_Written request_.
State the number of lines in the material below that have "title" in them, without any other text.
┌──
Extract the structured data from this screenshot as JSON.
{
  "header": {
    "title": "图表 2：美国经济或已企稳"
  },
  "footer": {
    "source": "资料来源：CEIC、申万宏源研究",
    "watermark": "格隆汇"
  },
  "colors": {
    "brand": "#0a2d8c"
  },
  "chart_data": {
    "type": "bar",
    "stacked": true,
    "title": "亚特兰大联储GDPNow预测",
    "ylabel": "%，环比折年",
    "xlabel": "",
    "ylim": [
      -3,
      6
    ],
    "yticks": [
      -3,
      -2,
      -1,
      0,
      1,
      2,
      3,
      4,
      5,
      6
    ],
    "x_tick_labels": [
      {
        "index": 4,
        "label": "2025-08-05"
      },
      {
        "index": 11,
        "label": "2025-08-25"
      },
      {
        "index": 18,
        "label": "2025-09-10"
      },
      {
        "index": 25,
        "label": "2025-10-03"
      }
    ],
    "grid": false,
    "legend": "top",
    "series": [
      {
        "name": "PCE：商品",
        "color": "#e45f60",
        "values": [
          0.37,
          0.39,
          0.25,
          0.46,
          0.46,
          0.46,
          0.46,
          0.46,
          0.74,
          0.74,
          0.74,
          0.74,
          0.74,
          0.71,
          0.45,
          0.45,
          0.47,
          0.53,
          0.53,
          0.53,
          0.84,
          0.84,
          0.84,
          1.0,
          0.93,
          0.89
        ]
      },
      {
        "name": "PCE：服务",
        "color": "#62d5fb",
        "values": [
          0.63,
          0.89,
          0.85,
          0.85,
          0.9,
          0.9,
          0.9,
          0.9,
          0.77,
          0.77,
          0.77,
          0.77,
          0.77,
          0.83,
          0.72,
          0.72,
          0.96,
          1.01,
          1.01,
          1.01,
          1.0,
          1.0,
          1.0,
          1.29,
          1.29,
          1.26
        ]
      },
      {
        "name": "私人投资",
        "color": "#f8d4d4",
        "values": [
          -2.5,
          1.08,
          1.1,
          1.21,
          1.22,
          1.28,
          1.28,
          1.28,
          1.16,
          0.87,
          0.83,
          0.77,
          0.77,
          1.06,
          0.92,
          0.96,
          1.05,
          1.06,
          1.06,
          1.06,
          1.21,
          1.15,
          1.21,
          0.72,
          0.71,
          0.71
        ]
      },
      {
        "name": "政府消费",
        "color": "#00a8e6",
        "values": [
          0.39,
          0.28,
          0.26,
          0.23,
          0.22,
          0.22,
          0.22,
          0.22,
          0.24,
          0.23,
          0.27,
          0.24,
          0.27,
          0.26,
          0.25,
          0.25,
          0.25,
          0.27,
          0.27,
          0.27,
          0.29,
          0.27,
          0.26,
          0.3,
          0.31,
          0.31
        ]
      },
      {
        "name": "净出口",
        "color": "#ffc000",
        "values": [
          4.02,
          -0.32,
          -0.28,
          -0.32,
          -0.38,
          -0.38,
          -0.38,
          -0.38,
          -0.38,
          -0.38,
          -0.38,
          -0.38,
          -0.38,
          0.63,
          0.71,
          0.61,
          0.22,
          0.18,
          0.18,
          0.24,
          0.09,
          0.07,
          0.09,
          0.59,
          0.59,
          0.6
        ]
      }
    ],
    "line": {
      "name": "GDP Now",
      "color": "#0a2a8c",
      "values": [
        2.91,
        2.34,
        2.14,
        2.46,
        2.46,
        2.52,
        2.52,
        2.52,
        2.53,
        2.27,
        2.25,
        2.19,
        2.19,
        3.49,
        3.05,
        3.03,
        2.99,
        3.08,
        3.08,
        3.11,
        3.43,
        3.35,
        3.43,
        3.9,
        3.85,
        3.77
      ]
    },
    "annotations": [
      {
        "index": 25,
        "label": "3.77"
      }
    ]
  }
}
└──
_Problem solution_.
2